### Problem details
Restate all of the data exactly.

Start

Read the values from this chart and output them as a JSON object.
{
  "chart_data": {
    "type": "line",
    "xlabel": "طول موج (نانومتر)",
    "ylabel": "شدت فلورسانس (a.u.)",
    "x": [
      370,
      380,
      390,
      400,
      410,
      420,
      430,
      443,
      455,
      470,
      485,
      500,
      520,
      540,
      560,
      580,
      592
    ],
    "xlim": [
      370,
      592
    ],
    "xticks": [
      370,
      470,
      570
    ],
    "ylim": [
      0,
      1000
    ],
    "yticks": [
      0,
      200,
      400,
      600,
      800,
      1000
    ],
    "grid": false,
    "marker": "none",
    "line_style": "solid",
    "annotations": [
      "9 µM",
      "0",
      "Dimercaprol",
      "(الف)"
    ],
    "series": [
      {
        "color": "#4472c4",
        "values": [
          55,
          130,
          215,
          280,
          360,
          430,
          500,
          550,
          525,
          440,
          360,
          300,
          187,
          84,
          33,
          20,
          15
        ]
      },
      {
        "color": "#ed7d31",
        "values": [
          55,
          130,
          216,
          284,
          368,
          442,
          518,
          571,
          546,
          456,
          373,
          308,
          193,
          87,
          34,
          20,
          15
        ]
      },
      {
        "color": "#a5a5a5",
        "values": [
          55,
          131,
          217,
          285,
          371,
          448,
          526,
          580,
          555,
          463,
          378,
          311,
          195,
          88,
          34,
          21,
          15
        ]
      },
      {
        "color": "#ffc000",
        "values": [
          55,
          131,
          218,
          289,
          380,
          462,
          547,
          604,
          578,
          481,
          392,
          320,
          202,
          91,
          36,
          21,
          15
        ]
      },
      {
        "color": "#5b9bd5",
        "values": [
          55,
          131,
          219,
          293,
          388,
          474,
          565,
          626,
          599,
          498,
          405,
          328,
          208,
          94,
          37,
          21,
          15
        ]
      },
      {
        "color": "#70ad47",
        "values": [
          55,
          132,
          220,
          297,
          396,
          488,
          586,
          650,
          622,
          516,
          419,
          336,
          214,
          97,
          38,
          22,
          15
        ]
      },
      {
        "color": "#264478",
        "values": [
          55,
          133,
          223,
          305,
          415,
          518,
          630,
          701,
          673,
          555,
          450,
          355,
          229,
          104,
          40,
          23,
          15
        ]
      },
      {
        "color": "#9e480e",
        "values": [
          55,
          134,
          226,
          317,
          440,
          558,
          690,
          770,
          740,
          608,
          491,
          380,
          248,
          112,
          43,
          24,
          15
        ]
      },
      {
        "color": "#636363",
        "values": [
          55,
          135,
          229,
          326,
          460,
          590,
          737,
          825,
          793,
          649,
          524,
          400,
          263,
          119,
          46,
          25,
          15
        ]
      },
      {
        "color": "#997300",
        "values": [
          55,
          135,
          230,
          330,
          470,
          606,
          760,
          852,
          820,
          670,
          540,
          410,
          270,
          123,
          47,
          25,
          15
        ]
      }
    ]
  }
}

End

### Solution for this problem
Read the values from this chart and output them as a JSON object.
{
  "chart_data": {
    "type": "line",
    "xlabel": "طول موج (نانومتر)",
    "ylabel": "شدت فلورسانس (a.u.)",
    "x": [
      370,
      380,
      390,
      400,
      410,
      420,
      430,
      443,
      455,
      470,
      485,
      500,
      520,
      540,
      560,
      580,
      592
    ],
    "xlim": [
      370,
      592
    ],
    "xticks": [
      370,
      470,
      570
    ],
    "ylim": [
      0,
      1000
    ],
    "yticks": [
      0,
      200,
      400,
      600,
      800,
      1000
    ],
    "grid": false,
    "marker": "none",
    "line_style": "solid",
    "annotations": [
      "9 µM",
      "0",
      "Dimercaprol",
      "(الف)"
    ],
    "series": [
      {
        "color": "#4472c4",
        "values": [
          55,
          130,
          215,
          280,
          360,
          430,
          500,
          550,
          525,
          440,
          360,
          300,
          187,
          84,
          33,
          20,
          15
        ]
      },
      {
        "color": "#ed7d31",
        "values": [
          55,
          130,
          216,
          284,
          368,
          442,
          518,
          571,
          546,
          456,
          373,
          308,
          193,
          87,
          34,
          20,
          15
        ]
      },
      {
        "color": "#a5a5a5",
        "values": [
          55,
          131,
          217,
          285,
          371,
          448,
          526,
          580,
          555,
          463,
          378,
          311,
          195,
          88,
          34,
          21,
          15
        ]
      },
      {
        "color": "#ffc000",
        "values": [
          55,
          131,
          218,
          289,
          380,
          462,
          547,
          604,
          578,
          481,
          392,
          320,
          202,
          91,
          36,
          21,
          15
        ]
      },
      {
        "color": "#5b9bd5",
        "values": [
          55,
          131,
          219,
          293,
          388,
          474,
          565,
          626,
          599,
          498,
          405,
          328,
          208,
          94,
          37,
          21,
          15
        ]
      },
      {
        "color": "#70ad47",
        "values": [
          55,
          132,
          220,
          297,
          396,
          488,
          586,
          650,
          622,
          516,
          419,
          336,
          214,
          97,
          38,
          22,
          15
        ]
      },
      {
        "color": "#264478",
        "values": [
          55,
          133,
          223,
          305,
          415,
          518,
          630,
          701,
          673,
          555,
          450,
          355,
          229,
          104,
          40,
          23,
          15
        ]
      },
      {
        "color": "#9e480e",
        "values": [
          55,
          134,
          226,
          317,
          440,
          558,
          690,
          770,
          740,
          608,
          491,
          380,
          248,
          112,
          43,
          24,
          15
        ]
      },
      {
        "color": "#636363",
        "values": [
          55,
          135,
          229,
          326,
          460,
          590,
          737,
          825,
          793,
          649,
          524,
          400,
          263,
          119,
          46,
          25,
          15
        ]
      },
      {
        "color": "#997300",
        "values": [
          55,
          135,
          230,
          330,
          470,
          606,
          760,
          852,
          820,
          670,
          540,
          410,
          270,
          123,
          47,
          25,
          15
        ]
      }
    ]
  }
}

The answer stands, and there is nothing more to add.